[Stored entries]
════

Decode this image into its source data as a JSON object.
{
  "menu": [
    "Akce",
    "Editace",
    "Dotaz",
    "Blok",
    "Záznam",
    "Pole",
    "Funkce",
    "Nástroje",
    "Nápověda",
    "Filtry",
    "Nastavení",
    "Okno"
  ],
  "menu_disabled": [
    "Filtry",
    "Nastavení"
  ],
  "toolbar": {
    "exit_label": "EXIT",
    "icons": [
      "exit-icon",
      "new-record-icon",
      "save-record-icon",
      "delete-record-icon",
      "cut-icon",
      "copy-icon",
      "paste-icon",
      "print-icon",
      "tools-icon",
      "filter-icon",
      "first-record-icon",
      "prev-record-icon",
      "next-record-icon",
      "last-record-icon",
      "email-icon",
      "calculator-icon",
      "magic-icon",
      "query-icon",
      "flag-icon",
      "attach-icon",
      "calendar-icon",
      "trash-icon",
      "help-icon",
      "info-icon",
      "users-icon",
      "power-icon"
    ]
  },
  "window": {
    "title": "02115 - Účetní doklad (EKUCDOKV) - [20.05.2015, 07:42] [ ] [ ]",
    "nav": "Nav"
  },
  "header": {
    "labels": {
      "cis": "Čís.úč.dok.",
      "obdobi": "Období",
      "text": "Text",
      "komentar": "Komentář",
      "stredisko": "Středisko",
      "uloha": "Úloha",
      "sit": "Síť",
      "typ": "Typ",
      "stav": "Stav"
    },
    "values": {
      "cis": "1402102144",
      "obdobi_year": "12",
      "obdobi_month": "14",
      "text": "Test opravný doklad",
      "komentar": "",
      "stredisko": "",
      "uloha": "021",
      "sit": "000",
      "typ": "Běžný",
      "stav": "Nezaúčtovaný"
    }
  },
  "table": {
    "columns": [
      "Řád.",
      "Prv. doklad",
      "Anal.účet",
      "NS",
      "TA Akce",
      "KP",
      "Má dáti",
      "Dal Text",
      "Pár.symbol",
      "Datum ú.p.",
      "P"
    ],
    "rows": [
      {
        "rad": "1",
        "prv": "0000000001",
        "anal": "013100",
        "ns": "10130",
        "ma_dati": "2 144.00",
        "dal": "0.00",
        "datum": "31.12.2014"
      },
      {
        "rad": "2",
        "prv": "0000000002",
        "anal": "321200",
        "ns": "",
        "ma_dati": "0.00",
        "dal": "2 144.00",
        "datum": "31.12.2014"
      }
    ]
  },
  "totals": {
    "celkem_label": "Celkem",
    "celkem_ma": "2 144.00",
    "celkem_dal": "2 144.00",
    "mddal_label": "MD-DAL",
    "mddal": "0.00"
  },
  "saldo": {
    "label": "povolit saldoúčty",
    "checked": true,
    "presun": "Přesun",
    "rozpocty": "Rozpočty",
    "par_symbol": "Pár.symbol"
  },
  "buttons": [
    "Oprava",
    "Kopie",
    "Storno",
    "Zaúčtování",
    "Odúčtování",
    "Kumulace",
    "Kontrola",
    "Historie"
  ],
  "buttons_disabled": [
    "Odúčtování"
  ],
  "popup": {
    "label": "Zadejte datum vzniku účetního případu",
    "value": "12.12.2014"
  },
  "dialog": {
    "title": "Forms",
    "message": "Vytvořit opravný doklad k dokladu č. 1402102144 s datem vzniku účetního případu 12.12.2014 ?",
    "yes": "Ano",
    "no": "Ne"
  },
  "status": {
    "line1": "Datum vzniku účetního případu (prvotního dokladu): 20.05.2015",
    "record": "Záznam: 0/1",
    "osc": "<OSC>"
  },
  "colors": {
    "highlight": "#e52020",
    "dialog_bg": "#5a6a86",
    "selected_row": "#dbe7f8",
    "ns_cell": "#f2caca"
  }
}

════

> [TASK DESCRIPTION] Read the entries and select each line where the word "title" is found.

> [CORRECT RESULT]
    "title": "02115 - Účetní doklad (EKUCDOKV) - [20.05.2015, 07:42] [ ] [ ]",
    "title": "Forms",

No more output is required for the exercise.